Dataset rows about figures:
------------

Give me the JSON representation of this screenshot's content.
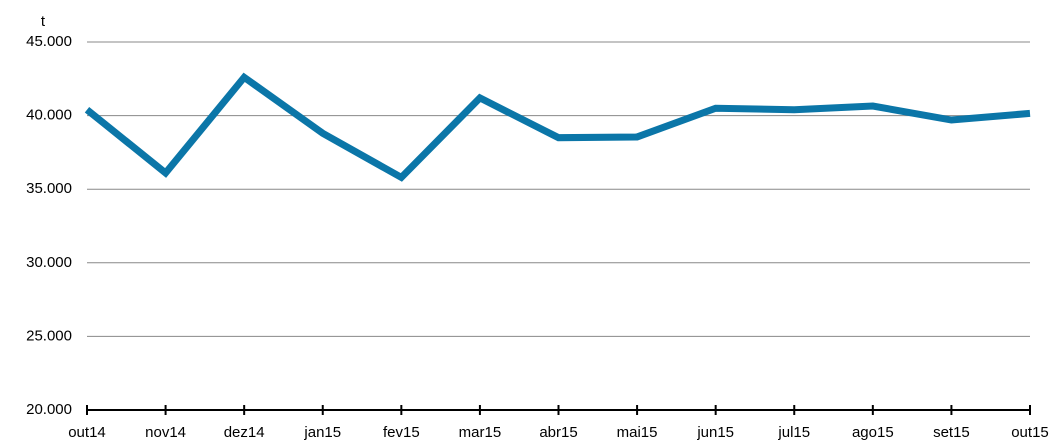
{
  "chart_data": {
    "type": "line",
    "y_axis_label": "t",
    "categories": [
      "out14",
      "nov14",
      "dez14",
      "jan15",
      "fev15",
      "mar15",
      "abr15",
      "mai15",
      "jun15",
      "jul15",
      "ago15",
      "set15",
      "out15"
    ],
    "series": [
      {
        "color": "#0b76a8",
        "values": [
          40400,
          36100,
          42600,
          38800,
          35800,
          41200,
          38500,
          38550,
          40500,
          40400,
          40650,
          39700,
          40150
        ]
      }
    ],
    "ylim": [
      20000,
      45000
    ],
    "yticks": [
      {
        "value": 20000,
        "label": "20.000"
      },
      {
        "value": 25000,
        "label": "25.000"
      },
      {
        "value": 30000,
        "label": "30.000"
      },
      {
        "value": 35000,
        "label": "35.000"
      },
      {
        "value": 40000,
        "label": "40.000"
      },
      {
        "value": 45000,
        "label": "45.000"
      }
    ],
    "grid": true
  }
}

------------

- PROBLEM TO SOLVE
Copy out all the records exactly, excluding pictures.

- COMPLETED EXERCISE
Give me the JSON representation of this screenshot's content.
{
  "chart_data": {
    "type": "line",
    "y_axis_label": "t",
    "categories": [
      "out14",
      "nov14",
      "dez14",
      "jan15",
      "fev15",
      "mar15",
      "abr15",
      "mai15",
      "jun15",
      "jul15",
      "ago15",
      "set15",
      "out15"
    ],
    "series": [
      {
        "color": "#0b76a8",
        "values": [
          40400,
          36100,
          42600,
          38800,
          35800,
          41200,
          38500,
          38550,
          40500,
          40400,
          40650,
          39700,
          40150
        ]
      }
    ],
    "ylim": [
      20000,
      45000
    ],
    "yticks": [
      {
        "value": 20000,
        "label": "20.000"
      },
      {
        "value": 25000,
        "label": "25.000"
      },
      {
        "value": 30000,
        "label": "30.000"
      },
      {
        "value": 35000,
        "label": "35.000"
      },
      {
        "value": 40000,
        "label": "40.000"
      },
      {
        "value": 45000,
        "label": "45.000"
      }
    ],
    "grid": true
  }
}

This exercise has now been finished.